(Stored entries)
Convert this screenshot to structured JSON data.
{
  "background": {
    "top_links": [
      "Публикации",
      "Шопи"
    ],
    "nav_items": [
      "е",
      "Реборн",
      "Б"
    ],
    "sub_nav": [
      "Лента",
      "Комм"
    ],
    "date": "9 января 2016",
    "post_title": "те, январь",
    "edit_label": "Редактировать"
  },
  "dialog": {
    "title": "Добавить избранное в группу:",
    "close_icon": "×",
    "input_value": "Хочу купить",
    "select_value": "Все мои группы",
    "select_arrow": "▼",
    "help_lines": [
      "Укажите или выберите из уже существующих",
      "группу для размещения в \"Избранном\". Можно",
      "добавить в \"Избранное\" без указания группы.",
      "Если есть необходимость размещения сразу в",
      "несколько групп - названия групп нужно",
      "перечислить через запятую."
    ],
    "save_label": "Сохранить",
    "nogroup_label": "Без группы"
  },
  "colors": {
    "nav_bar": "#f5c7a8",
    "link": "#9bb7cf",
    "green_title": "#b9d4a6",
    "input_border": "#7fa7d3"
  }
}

- JOB
Output the records exactly, including every line.

- TASK RESPONSE
Convert this screenshot to structured JSON data.
{
  "background": {
    "top_links": [
      "Публикации",
      "Шопи"
    ],
    "nav_items": [
      "е",
      "Реборн",
      "Б"
    ],
    "sub_nav": [
      "Лента",
      "Комм"
    ],
    "date": "9 января 2016",
    "post_title": "те, январь",
    "edit_label": "Редактировать"
  },
  "dialog": {
    "title": "Добавить избранное в группу:",
    "close_icon": "×",
    "input_value": "Хочу купить",
    "select_value": "Все мои группы",
    "select_arrow": "▼",
    "help_lines": [
      "Укажите или выберите из уже существующих",
      "группу для размещения в \"Избранном\". Можно",
      "добавить в \"Избранное\" без указания группы.",
      "Если есть необходимость размещения сразу в",
      "несколько групп - названия групп нужно",
      "перечислить через запятую."
    ],
    "save_label": "Сохранить",
    "nogroup_label": "Без группы"
  },
  "colors": {
    "nav_bar": "#f5c7a8",
    "link": "#9bb7cf",
    "green_title": "#b9d4a6",
    "input_border": "#7fa7d3"
  }
}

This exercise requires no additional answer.